Problem to solve: All the data should come back exactly as it was given.

++++++++++++++++++++

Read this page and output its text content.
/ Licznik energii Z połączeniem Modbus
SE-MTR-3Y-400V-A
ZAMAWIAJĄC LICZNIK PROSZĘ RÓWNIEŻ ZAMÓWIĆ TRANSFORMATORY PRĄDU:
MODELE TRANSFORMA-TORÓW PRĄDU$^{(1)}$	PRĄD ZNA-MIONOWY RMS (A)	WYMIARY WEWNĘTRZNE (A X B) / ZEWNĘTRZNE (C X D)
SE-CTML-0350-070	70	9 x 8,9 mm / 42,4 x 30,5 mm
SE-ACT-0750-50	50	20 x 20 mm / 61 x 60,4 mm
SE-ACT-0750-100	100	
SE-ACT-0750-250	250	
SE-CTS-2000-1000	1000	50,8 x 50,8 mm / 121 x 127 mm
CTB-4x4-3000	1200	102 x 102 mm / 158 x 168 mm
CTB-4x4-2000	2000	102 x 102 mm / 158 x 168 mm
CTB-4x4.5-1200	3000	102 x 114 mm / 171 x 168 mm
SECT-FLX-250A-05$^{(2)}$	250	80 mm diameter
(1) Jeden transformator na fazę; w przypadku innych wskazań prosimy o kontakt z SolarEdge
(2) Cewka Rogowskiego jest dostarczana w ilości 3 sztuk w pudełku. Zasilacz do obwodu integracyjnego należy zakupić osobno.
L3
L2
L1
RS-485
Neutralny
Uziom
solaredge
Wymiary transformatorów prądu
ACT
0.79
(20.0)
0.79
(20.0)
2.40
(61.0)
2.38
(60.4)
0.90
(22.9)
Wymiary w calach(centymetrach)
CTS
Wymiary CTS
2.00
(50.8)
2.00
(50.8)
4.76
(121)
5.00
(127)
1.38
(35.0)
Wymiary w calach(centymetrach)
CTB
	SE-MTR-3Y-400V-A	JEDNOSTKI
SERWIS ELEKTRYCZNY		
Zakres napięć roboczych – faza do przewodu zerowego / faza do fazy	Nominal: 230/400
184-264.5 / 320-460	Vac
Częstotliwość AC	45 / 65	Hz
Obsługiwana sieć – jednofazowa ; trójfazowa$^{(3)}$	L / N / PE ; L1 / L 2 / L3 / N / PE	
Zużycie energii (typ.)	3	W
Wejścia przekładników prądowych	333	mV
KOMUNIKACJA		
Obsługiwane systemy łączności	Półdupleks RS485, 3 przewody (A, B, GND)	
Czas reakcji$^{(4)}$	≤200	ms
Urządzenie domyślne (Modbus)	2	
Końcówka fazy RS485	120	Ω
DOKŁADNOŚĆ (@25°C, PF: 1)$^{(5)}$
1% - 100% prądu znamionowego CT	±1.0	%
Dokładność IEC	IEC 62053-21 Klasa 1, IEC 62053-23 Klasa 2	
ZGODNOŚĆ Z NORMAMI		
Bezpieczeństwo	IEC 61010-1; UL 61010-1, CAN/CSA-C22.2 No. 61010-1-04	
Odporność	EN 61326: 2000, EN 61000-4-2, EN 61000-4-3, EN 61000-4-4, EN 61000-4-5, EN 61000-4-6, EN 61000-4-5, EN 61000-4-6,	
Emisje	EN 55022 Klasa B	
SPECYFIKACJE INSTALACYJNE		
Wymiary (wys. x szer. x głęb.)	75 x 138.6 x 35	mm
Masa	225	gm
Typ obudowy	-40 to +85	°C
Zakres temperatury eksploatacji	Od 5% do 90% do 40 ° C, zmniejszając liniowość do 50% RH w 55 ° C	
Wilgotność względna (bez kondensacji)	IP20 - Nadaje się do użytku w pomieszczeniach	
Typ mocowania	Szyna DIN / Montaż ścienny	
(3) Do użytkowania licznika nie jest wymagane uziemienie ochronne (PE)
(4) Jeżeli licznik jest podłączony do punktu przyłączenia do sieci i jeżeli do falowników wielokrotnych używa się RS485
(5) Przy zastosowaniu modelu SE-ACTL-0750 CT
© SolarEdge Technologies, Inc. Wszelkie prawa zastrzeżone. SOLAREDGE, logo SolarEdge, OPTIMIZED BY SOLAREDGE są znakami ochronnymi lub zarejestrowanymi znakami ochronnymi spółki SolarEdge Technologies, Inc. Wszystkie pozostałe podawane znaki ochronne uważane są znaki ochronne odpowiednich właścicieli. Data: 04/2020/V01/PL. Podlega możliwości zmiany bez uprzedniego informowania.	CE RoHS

++++++++++++++++++++

Solution to this exercise:
Read this page and output its text content.
/ Licznik energii Z połączeniem Modbus
SE-MTR-3Y-400V-A
ZAMAWIAJĄC LICZNIK PROSZĘ RÓWNIEŻ ZAMÓWIĆ TRANSFORMATORY PRĄDU:
MODELE TRANSFORMA-TORÓW PRĄDU$^{(1)}$	PRĄD ZNA-MIONOWY RMS (A)	WYMIARY WEWNĘTRZNE (A X B) / ZEWNĘTRZNE (C X D)
SE-CTML-0350-070	70	9 x 8,9 mm / 42,4 x 30,5 mm
SE-ACT-0750-50	50	20 x 20 mm / 61 x 60,4 mm
SE-ACT-0750-100	100	
SE-ACT-0750-250	250	
SE-CTS-2000-1000	1000	50,8 x 50,8 mm / 121 x 127 mm
CTB-4x4-3000	1200	102 x 102 mm / 158 x 168 mm
CTB-4x4-2000	2000	102 x 102 mm / 158 x 168 mm
CTB-4x4.5-1200	3000	102 x 114 mm / 171 x 168 mm
SECT-FLX-250A-05$^{(2)}$	250	80 mm diameter
(1) Jeden transformator na fazę; w przypadku innych wskazań prosimy o kontakt z SolarEdge
(2) Cewka Rogowskiego jest dostarczana w ilości 3 sztuk w pudełku. Zasilacz do obwodu integracyjnego należy zakupić osobno.
L3
L2
L1
RS-485
Neutralny
Uziom
solaredge
Wymiary transformatorów prądu
ACT
0.79
(20.0)
0.79
(20.0)
2.40
(61.0)
2.38
(60.4)
0.90
(22.9)
Wymiary w calach(centymetrach)
CTS
Wymiary CTS
2.00
(50.8)
2.00
(50.8)
4.76
(121)
5.00
(127)
1.38
(35.0)
Wymiary w calach(centymetrach)
CTB
	SE-MTR-3Y-400V-A	JEDNOSTKI
SERWIS ELEKTRYCZNY		
Zakres napięć roboczych – faza do przewodu zerowego / faza do fazy	Nominal: 230/400
184-264.5 / 320-460	Vac
Częstotliwość AC	45 / 65	Hz
Obsługiwana sieć – jednofazowa ; trójfazowa$^{(3)}$	L / N / PE ; L1 / L 2 / L3 / N / PE	
Zużycie energii (typ.)	3	W
Wejścia przekładników prądowych	333	mV
KOMUNIKACJA		
Obsługiwane systemy łączności	Półdupleks RS485, 3 przewody (A, B, GND)	
Czas reakcji$^{(4)}$	≤200	ms
Urządzenie domyślne (Modbus)	2	
Końcówka fazy RS485	120	Ω
DOKŁADNOŚĆ (@25°C, PF: 1)$^{(5)}$
1% - 100% prądu znamionowego CT	±1.0	%
Dokładność IEC	IEC 62053-21 Klasa 1, IEC 62053-23 Klasa 2	
ZGODNOŚĆ Z NORMAMI		
Bezpieczeństwo	IEC 61010-1; UL 61010-1, CAN/CSA-C22.2 No. 61010-1-04	
Odporność	EN 61326: 2000, EN 61000-4-2, EN 61000-4-3, EN 61000-4-4, EN 61000-4-5, EN 61000-4-6, EN 61000-4-5, EN 61000-4-6,	
Emisje	EN 55022 Klasa B	
SPECYFIKACJE INSTALACYJNE		
Wymiary (wys. x szer. x głęb.)	75 x 138.6 x 35	mm
Masa	225	gm
Typ obudowy	-40 to +85	°C
Zakres temperatury eksploatacji	Od 5% do 90% do 40 ° C, zmniejszając liniowość do 50% RH w 55 ° C	
Wilgotność względna (bez kondensacji)	IP20 - Nadaje się do użytku w pomieszczeniach	
Typ mocowania	Szyna DIN / Montaż ścienny	
(3) Do użytkowania licznika nie jest wymagane uziemienie ochronne (PE)
(4) Jeżeli licznik jest podłączony do punktu przyłączenia do sieci i jeżeli do falowników wielokrotnych używa się RS485
(5) Przy zastosowaniu modelu SE-ACTL-0750 CT
© SolarEdge Technologies, Inc. Wszelkie prawa zastrzeżone. SOLAREDGE, logo SolarEdge, OPTIMIZED BY SOLAREDGE są znakami ochronnymi lub zarejestrowanymi znakami ochronnymi spółki SolarEdge Technologies, Inc. Wszystkie pozostałe podawane znaki ochronne uważane są znaki ochronne odpowiednich właścicieli. Data: 04/2020/V01/PL. Podlega możliwości zmiany bez uprzedniego informowania.	CE RoHS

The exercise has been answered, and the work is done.